The exercise asks for every line of the data to be reproduced exactly.

Available records:
--

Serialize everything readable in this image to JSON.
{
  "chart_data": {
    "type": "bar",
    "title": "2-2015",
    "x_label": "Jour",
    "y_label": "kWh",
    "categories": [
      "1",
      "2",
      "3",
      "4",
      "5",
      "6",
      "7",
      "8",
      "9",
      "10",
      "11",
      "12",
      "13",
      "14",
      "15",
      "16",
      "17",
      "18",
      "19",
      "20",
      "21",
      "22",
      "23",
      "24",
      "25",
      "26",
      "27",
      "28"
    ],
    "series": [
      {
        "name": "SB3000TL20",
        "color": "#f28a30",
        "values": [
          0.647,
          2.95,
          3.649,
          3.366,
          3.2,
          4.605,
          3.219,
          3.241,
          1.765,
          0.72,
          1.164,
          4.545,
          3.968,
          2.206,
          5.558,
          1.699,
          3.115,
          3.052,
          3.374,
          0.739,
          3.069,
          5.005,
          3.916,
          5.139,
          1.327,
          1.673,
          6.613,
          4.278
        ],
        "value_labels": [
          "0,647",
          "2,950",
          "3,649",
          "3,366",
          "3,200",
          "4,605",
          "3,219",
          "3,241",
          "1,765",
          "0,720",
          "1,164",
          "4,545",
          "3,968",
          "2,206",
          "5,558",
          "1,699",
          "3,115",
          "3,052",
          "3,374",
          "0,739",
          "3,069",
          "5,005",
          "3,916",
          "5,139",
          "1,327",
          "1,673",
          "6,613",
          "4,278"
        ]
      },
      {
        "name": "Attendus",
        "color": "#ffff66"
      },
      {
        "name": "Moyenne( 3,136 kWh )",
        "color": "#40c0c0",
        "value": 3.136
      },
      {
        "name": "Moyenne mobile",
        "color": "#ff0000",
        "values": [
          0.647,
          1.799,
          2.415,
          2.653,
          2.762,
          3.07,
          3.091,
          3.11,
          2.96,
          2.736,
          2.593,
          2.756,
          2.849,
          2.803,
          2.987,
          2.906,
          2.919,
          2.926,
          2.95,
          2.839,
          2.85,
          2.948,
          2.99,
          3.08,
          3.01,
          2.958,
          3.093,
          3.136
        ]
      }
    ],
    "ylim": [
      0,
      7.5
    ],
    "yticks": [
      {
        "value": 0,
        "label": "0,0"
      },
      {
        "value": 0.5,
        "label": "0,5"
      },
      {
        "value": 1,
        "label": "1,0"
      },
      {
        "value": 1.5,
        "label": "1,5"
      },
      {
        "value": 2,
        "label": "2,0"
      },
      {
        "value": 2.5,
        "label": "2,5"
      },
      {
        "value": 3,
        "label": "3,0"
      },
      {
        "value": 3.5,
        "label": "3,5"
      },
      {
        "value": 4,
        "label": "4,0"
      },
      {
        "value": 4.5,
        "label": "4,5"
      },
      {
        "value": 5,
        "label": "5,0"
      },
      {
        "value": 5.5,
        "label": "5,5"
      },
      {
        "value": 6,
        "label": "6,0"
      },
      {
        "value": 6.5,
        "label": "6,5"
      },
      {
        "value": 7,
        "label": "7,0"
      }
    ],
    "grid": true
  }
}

--

Written solution:
Serialize everything readable in this image to JSON.
{
  "chart_data": {
    "type": "bar",
    "title": "2-2015",
    "x_label": "Jour",
    "y_label": "kWh",
    "categories": [
      "1",
      "2",
      "3",
      "4",
      "5",
      "6",
      "7",
      "8",
      "9",
      "10",
      "11",
      "12",
      "13",
      "14",
      "15",
      "16",
      "17",
      "18",
      "19",
      "20",
      "21",
      "22",
      "23",
      "24",
      "25",
      "26",
      "27",
      "28"
    ],
    "series": [
      {
        "name": "SB3000TL20",
        "color": "#f28a30",
        "values": [
          0.647,
          2.95,
          3.649,
          3.366,
          3.2,
          4.605,
          3.219,
          3.241,
          1.765,
          0.72,
          1.164,
          4.545,
          3.968,
          2.206,
          5.558,
          1.699,
          3.115,
          3.052,
          3.374,
          0.739,
          3.069,
          5.005,
          3.916,
          5.139,
          1.327,
          1.673,
          6.613,
          4.278
        ],
        "value_labels": [
          "0,647",
          "2,950",
          "3,649",
          "3,366",
          "3,200",
          "4,605",
          "3,219",
          "3,241",
          "1,765",
          "0,720",
          "1,164",
          "4,545",
          "3,968",
          "2,206",
          "5,558",
          "1,699",
          "3,115",
          "3,052",
          "3,374",
          "0,739",
          "3,069",
          "5,005",
          "3,916",
          "5,139",
          "1,327",
          "1,673",
          "6,613",
          "4,278"
        ]
      },
      {
        "name": "Attendus",
        "color": "#ffff66"
      },
      {
        "name": "Moyenne( 3,136 kWh )",
        "color": "#40c0c0",
        "value": 3.136
      },
      {
        "name": "Moyenne mobile",
        "color": "#ff0000",
        "values": [
          0.647,
          1.799,
          2.415,
          2.653,
          2.762,
          3.07,
          3.091,
          3.11,
          2.96,
          2.736,
          2.593,
          2.756,
          2.849,
          2.803,
          2.987,
          2.906,
          2.919,
          2.926,
          2.95,
          2.839,
          2.85,
          2.948,
          2.99,
          3.08,
          3.01,
          2.958,
          3.093,
          3.136
        ]
      }
    ],
    "ylim": [
      0,
      7.5
    ],
    "yticks": [
      {
        "value": 0,
        "label": "0,0"
      },
      {
        "value": 0.5,
        "label": "0,5"
      },
      {
        "value": 1,
        "label": "1,0"
      },
      {
        "value": 1.5,
        "label": "1,5"
      },
      {
        "value": 2,
        "label": "2,0"
      },
      {
        "value": 2.5,
        "label": "2,5"
      },
      {
        "value": 3,
        "label": "3,0"
      },
      {
        "value": 3.5,
        "label": "3,5"
      },
      {
        "value": 4,
        "label": "4,0"
      },
      {
        "value": 4.5,
        "label": "4,5"
      },
      {
        "value": 5,
        "label": "5,0"
      },
      {
        "value": 5.5,
        "label": "5,5"
      },
      {
        "value": 6,
        "label": "6,0"
      },
      {
        "value": 6.5,
        "label": "6,5"
      },
      {
        "value": 7,
        "label": "7,0"
      }
    ],
    "grid": true
  }
}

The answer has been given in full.